Exercise directions: For each line below that includes the word "ancol", make a copy.
___ Information supplied
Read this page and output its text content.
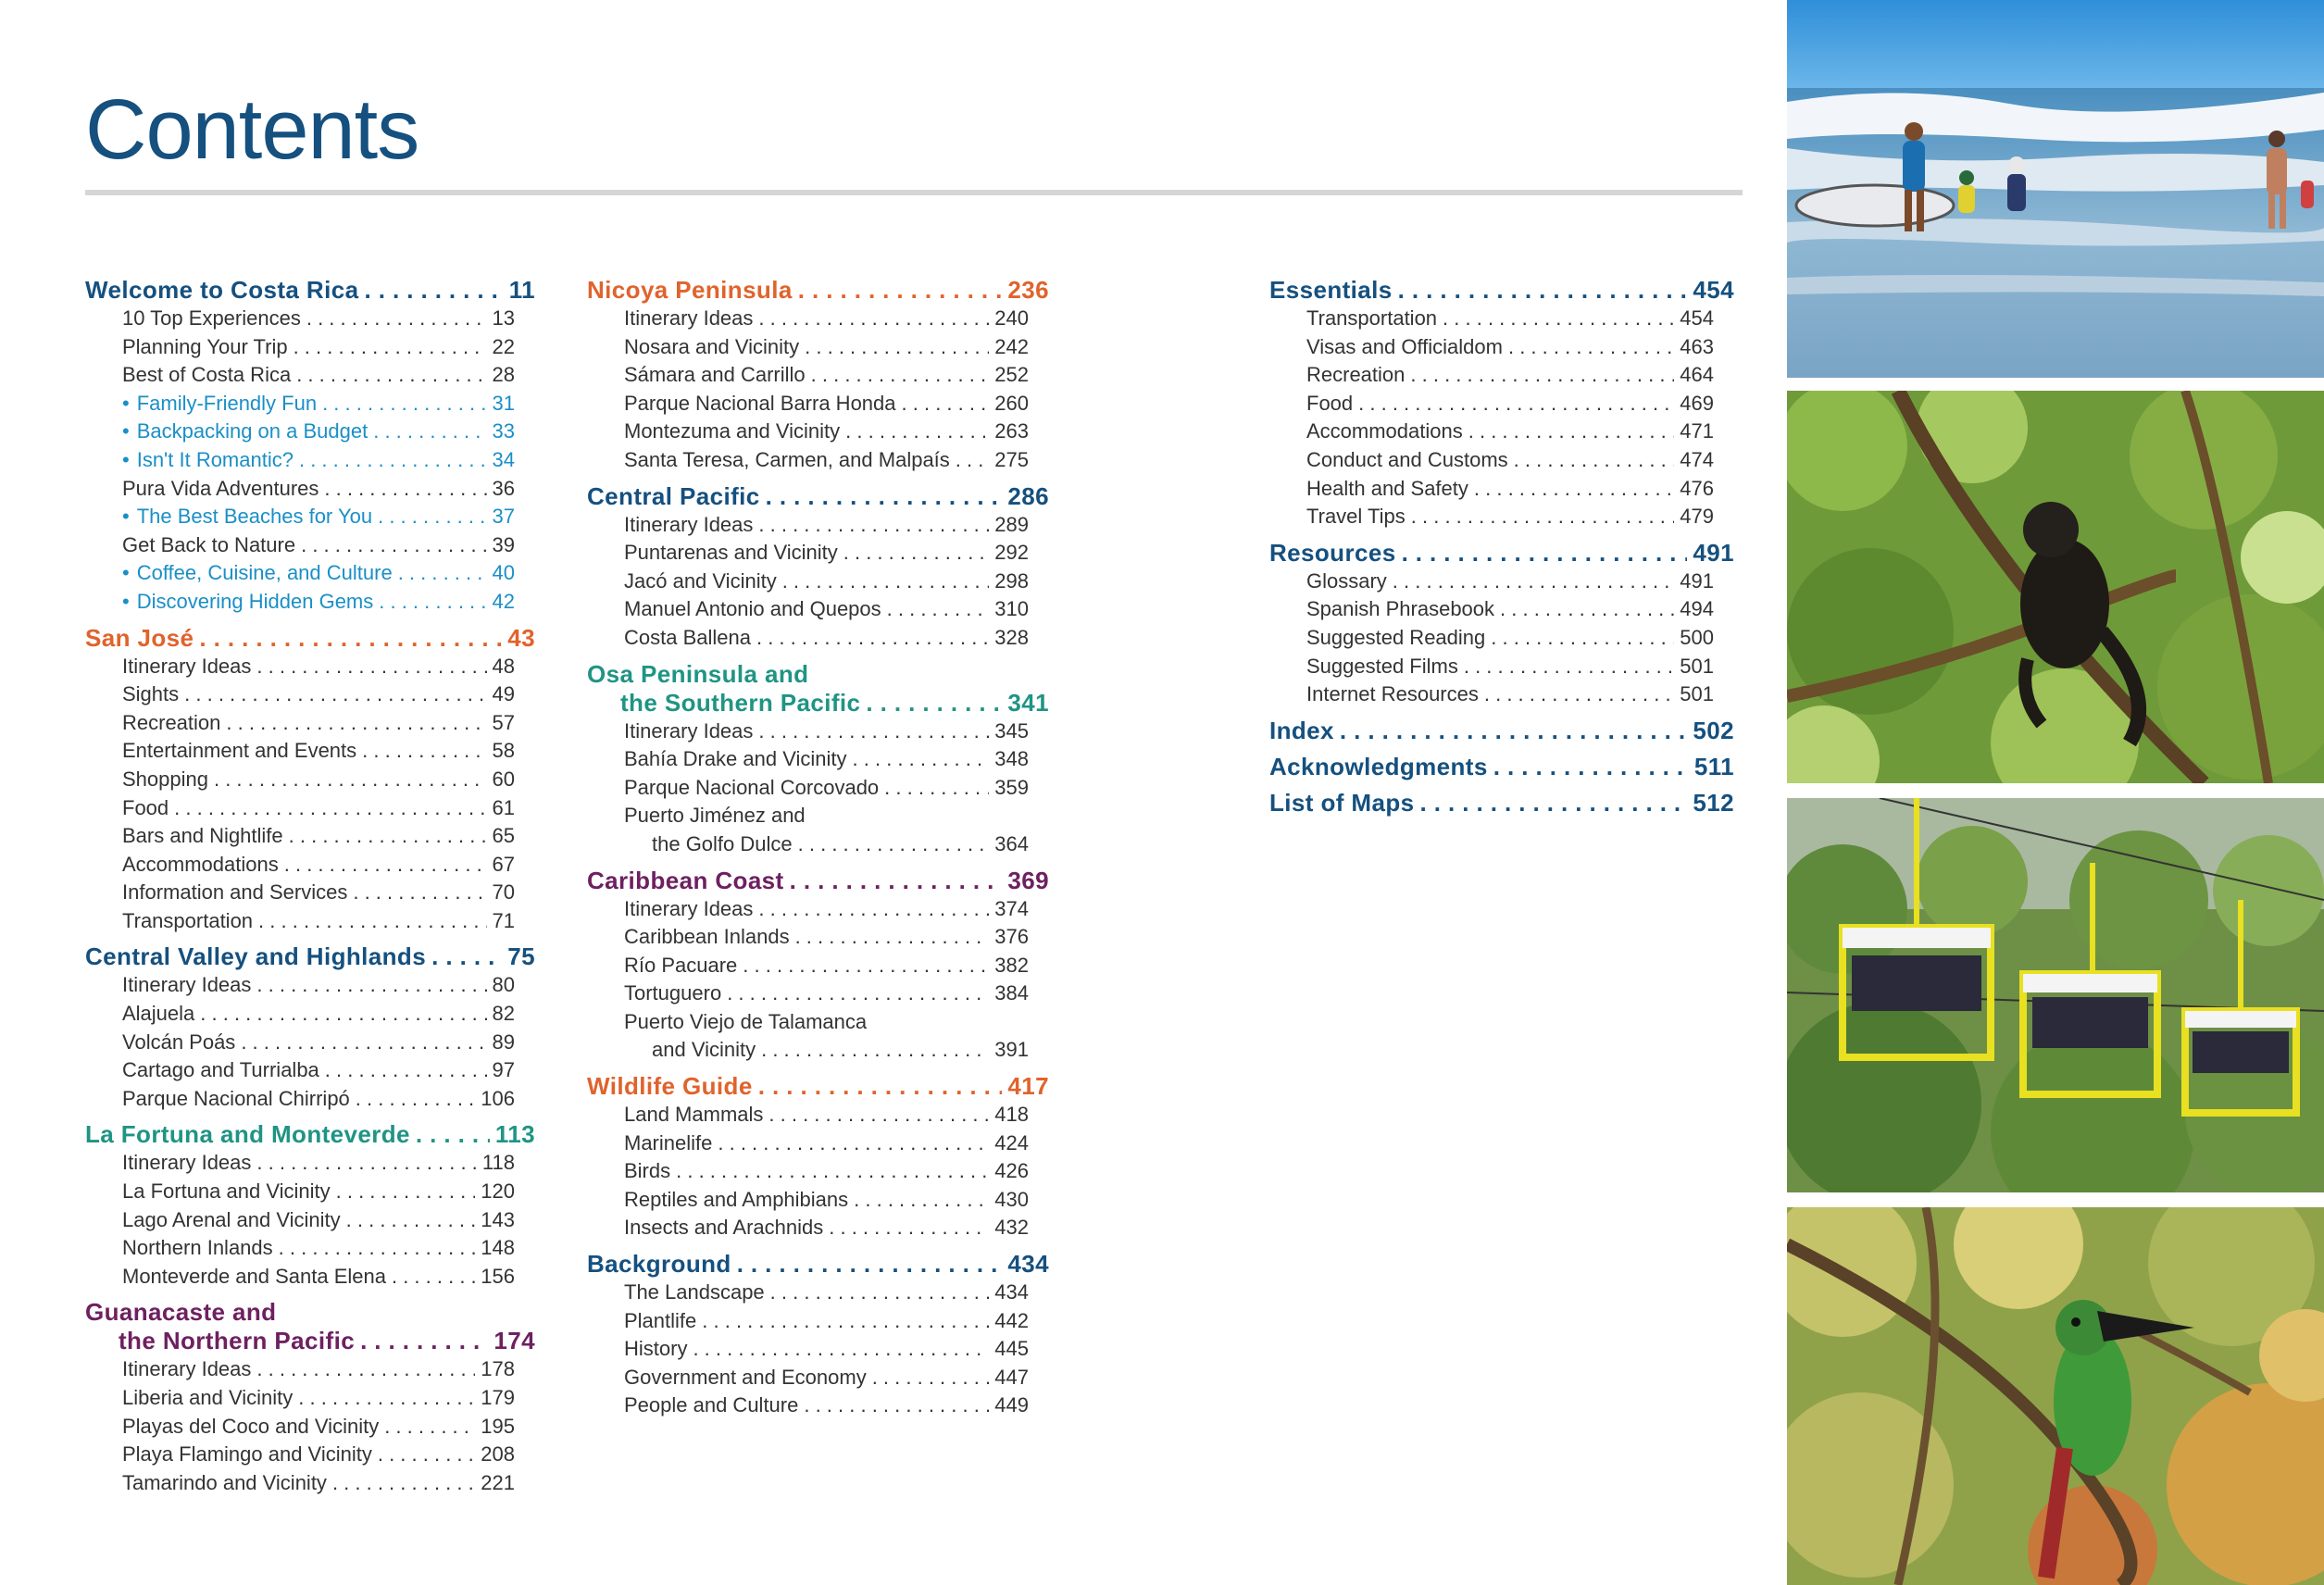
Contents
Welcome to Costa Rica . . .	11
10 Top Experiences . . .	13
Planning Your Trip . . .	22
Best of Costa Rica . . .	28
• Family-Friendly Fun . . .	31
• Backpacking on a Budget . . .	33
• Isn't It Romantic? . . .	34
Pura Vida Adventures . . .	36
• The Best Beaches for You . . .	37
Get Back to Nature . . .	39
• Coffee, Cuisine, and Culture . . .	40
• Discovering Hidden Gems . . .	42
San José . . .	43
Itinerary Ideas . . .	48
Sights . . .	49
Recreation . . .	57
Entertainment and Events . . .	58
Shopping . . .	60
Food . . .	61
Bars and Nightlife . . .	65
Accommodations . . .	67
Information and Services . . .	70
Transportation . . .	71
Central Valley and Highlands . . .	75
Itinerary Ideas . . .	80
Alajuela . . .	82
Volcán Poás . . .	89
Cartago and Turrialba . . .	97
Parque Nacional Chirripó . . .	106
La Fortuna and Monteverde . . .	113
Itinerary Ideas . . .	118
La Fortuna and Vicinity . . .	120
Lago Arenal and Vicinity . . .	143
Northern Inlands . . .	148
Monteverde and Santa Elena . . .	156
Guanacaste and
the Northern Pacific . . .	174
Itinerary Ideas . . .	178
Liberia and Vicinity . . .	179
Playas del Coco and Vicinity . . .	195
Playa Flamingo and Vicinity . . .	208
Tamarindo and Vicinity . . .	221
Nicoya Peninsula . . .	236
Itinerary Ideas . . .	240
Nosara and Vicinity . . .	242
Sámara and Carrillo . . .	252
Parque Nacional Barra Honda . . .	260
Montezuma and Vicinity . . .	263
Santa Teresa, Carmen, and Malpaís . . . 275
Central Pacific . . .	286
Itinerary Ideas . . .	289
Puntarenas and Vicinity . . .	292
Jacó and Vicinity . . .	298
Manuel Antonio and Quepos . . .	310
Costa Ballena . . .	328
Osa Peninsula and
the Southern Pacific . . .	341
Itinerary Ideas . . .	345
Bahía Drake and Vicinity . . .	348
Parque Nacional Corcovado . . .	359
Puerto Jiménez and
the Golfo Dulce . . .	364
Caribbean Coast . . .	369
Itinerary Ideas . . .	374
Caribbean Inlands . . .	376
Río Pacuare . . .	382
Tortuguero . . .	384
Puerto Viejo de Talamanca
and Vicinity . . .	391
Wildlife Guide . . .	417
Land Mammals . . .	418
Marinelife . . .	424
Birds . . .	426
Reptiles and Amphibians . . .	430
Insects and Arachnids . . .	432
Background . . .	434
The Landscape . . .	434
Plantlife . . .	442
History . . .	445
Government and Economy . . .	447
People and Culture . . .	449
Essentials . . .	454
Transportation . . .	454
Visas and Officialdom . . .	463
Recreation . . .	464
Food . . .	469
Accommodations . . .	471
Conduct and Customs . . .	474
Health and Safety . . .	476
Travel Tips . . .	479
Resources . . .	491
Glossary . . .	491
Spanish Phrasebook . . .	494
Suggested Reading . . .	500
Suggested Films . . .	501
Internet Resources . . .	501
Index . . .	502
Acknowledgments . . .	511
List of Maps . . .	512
______
___ Information supplied
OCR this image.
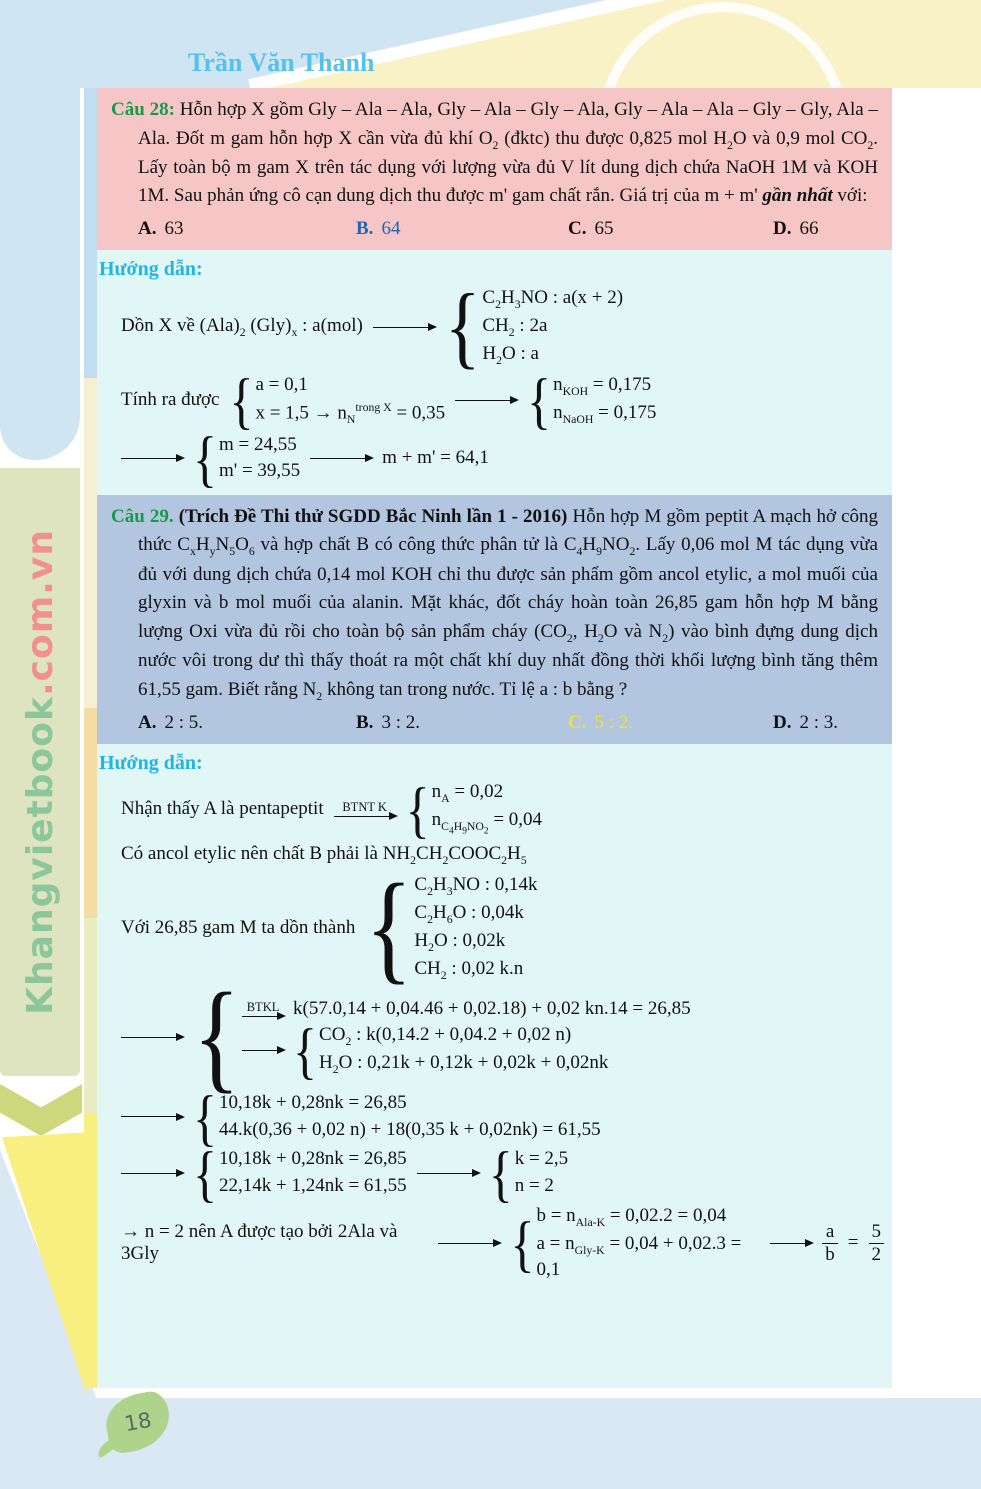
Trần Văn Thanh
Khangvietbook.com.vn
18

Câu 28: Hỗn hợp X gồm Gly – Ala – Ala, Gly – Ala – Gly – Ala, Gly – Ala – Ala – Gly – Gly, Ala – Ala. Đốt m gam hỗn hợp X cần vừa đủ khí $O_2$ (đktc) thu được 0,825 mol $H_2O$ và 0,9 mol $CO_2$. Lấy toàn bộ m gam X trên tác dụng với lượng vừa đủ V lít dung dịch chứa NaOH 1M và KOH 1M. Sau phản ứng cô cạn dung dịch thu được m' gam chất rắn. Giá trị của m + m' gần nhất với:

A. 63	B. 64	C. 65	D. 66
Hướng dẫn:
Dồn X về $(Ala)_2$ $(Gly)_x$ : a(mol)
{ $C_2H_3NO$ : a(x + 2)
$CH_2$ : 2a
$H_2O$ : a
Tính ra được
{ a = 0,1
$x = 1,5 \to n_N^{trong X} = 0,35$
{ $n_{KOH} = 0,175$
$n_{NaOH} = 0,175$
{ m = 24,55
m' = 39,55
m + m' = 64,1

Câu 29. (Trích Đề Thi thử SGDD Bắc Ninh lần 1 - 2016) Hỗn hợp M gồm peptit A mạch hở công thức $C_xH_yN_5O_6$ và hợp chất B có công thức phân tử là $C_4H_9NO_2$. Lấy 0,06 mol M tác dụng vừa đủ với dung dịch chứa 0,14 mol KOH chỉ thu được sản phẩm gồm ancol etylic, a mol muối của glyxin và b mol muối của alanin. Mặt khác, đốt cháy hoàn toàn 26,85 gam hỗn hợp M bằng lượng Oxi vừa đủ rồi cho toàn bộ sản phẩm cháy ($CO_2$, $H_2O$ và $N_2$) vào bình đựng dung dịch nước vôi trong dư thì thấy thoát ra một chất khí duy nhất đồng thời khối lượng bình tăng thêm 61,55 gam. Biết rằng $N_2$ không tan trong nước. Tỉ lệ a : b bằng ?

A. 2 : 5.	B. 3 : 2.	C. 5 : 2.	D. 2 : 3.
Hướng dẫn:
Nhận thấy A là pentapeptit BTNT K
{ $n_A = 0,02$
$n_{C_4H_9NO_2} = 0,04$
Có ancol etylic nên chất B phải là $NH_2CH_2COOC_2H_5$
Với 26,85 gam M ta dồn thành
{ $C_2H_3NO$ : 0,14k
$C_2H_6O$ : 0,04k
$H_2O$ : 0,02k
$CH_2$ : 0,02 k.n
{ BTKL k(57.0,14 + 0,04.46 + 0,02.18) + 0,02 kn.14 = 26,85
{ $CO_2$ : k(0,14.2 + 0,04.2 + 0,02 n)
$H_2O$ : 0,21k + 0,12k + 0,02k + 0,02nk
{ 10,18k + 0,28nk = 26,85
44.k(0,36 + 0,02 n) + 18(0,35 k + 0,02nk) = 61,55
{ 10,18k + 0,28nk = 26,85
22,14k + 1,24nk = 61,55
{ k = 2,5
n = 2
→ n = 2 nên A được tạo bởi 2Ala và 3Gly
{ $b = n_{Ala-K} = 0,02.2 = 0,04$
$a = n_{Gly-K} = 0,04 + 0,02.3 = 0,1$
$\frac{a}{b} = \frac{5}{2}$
______
___ Information supplied
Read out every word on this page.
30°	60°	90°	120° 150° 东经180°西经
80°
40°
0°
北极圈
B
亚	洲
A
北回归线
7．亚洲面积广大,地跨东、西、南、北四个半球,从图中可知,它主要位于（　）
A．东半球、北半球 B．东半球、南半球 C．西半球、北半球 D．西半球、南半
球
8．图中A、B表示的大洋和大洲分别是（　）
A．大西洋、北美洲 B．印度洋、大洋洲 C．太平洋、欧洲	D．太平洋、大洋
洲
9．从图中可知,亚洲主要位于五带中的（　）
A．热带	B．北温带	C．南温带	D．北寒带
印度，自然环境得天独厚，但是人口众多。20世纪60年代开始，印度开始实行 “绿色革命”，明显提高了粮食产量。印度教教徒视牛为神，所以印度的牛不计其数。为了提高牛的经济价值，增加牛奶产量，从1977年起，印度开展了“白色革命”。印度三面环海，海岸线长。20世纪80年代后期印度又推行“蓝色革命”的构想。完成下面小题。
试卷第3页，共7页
______
Task output:
Câu 29. (Trích Đề Thi thử SGDD Bắc Ninh lần 1 - 2016) Hỗn hợp M gồm peptit A mạch hở công thức $C_xH_yN_5O_6$ và hợp chất B có công thức phân tử là $C_4H_9NO_2$. Lấy 0,06 mol M tác dụng vừa đủ với dung dịch chứa 0,14 mol KOH chỉ thu được sản phẩm gồm ancol etylic, a mol muối của glyxin và b mol muối của alanin. Mặt khác, đốt cháy hoàn toàn 26,85 gam hỗn hợp M bằng lượng Oxi vừa đủ rồi cho toàn bộ sản phẩm cháy ($CO_2$, $H_2O$ và $N_2$) vào bình đựng dung dịch nước vôi trong dư thì thấy thoát ra một chất khí duy nhất đồng thời khối lượng bình tăng thêm 61,55 gam. Biết rằng $N_2$ không tan trong nước. Tỉ lệ a : b bằng ?
Có ancol etylic nên chất B phải là $NH_2CH_2COOC_2H_5$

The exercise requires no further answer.